== What this task involves ==
Filter the lines below, copying only those with the string "structured".

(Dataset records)
####################

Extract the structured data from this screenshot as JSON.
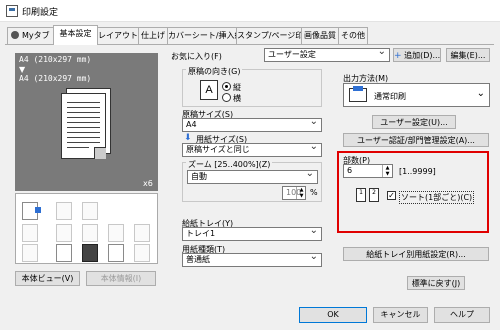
{
  "window": {
    "title": "印刷設定"
  },
  "tabs": [
    {
      "label": "Myタブ"
    },
    {
      "label": "基本設定"
    },
    {
      "label": "レイアウト"
    },
    {
      "label": "仕上げ"
    },
    {
      "label": "カバーシート/挿入紙"
    },
    {
      "label": "スタンプ/ページ印字"
    },
    {
      "label": "画像品質"
    },
    {
      "label": "その他"
    }
  ],
  "preview": {
    "paper_size_1": "A4 (210x297 mm)",
    "arrow": "▼",
    "paper_size_2": "A4 (210x297 mm)",
    "copies_mark": "x6"
  },
  "left_buttons": {
    "paper_view": "本体ビュー(V)",
    "device_info": "本体情報(I)"
  },
  "favorites": {
    "label": "お気に入り(F)",
    "value": "ユーザー設定",
    "add_button": "追加(D)...",
    "edit_button": "編集(E)..."
  },
  "orientation": {
    "label": "原稿の向き(G)",
    "icon_letter": "A",
    "portrait": "縦",
    "landscape": "横"
  },
  "original_size": {
    "label": "原稿サイズ(S)",
    "value": "A4"
  },
  "paper_size": {
    "label": "用紙サイズ(S)",
    "value": "原稿サイズと同じ"
  },
  "zoom": {
    "label": "ズーム [25..400%](Z)",
    "mode": "自動",
    "value": "100",
    "unit": "%"
  },
  "paper_tray": {
    "label": "給紙トレイ(Y)",
    "value": "トレイ1"
  },
  "paper_type": {
    "label": "用紙種類(T)",
    "value": "普通紙"
  },
  "output": {
    "label": "出力方法(M)",
    "value": "通常印刷",
    "user_settings_button": "ユーザー設定(U)...",
    "auth_button": "ユーザー認証/部門管理設定(A)..."
  },
  "copies": {
    "label": "部数(P)",
    "value": "6",
    "range": "[1..9999]",
    "collate_label": "ソート(1部ごと)(C)",
    "collate_checked": true
  },
  "tray_settings_button": "給紙トレイ別用紙設定(R)...",
  "restore_defaults_button": "標準に戻す(J)",
  "dialog_buttons": {
    "ok": "OK",
    "cancel": "キャンセル",
    "help": "ヘルプ"
  },
  "colors": {
    "highlight": "#e00000",
    "accent": "#2e6fd3",
    "preview_bg": "#7a7a7a"
  }
}
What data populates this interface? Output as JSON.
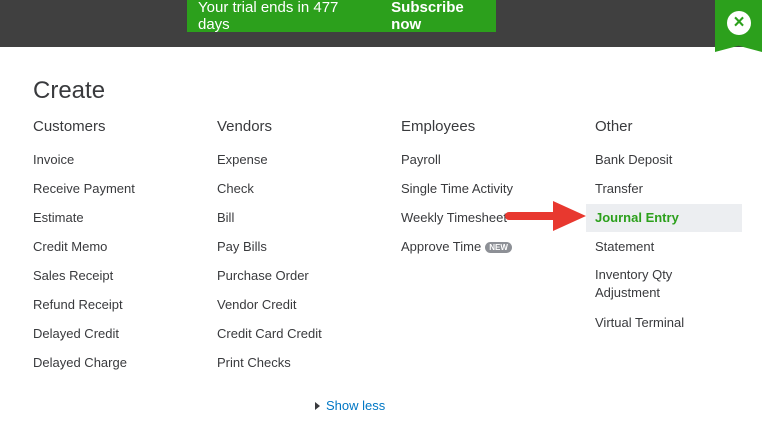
{
  "banner": {
    "trial_text": "Your trial ends in 477 days",
    "subscribe_label": "Subscribe now"
  },
  "close_icon": "×",
  "title": "Create",
  "columns": [
    {
      "heading": "Customers",
      "items": [
        "Invoice",
        "Receive Payment",
        "Estimate",
        "Credit Memo",
        "Sales Receipt",
        "Refund Receipt",
        "Delayed Credit",
        "Delayed Charge"
      ]
    },
    {
      "heading": "Vendors",
      "items": [
        "Expense",
        "Check",
        "Bill",
        "Pay Bills",
        "Purchase Order",
        "Vendor Credit",
        "Credit Card Credit",
        "Print Checks"
      ]
    },
    {
      "heading": "Employees",
      "items": [
        "Payroll",
        "Single Time Activity",
        "Weekly Timesheet",
        "Approve Time"
      ],
      "badge": "NEW"
    },
    {
      "heading": "Other",
      "items": [
        "Bank Deposit",
        "Transfer",
        "Journal Entry",
        "Statement",
        "Inventory Qty Adjustment",
        "Virtual Terminal"
      ]
    }
  ],
  "show_less_label": "Show less",
  "colors": {
    "topbar": "#404040",
    "accent_green": "#2ca01c",
    "link_blue": "#0077c5",
    "arrow_red": "#e8382f",
    "highlight_bg": "#eceef1"
  }
}
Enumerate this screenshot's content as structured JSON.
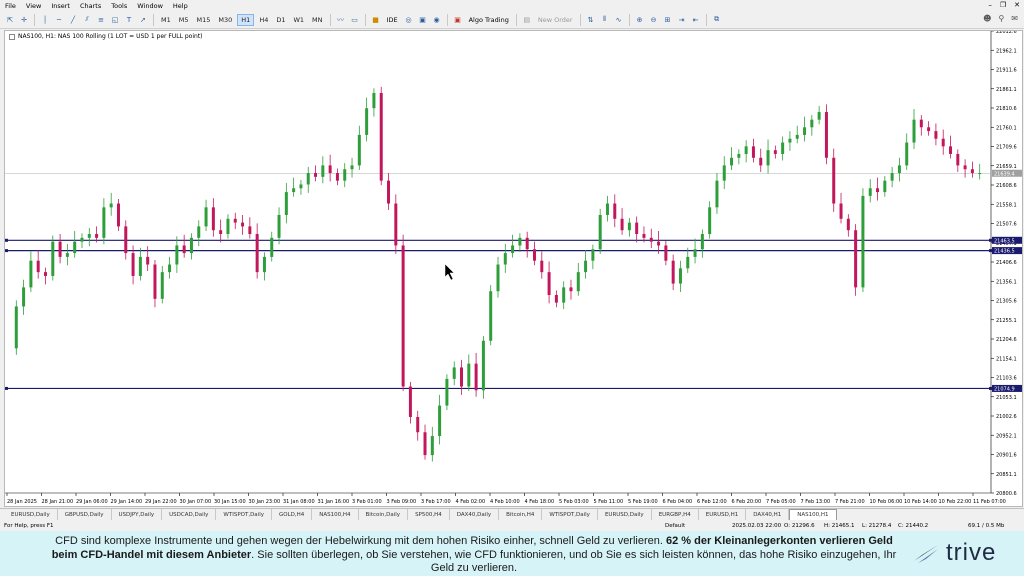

####################

== Task answer ==
Extract the structured data from this screenshot as JSON.
Enumerate this screenshot's content as structured JSON.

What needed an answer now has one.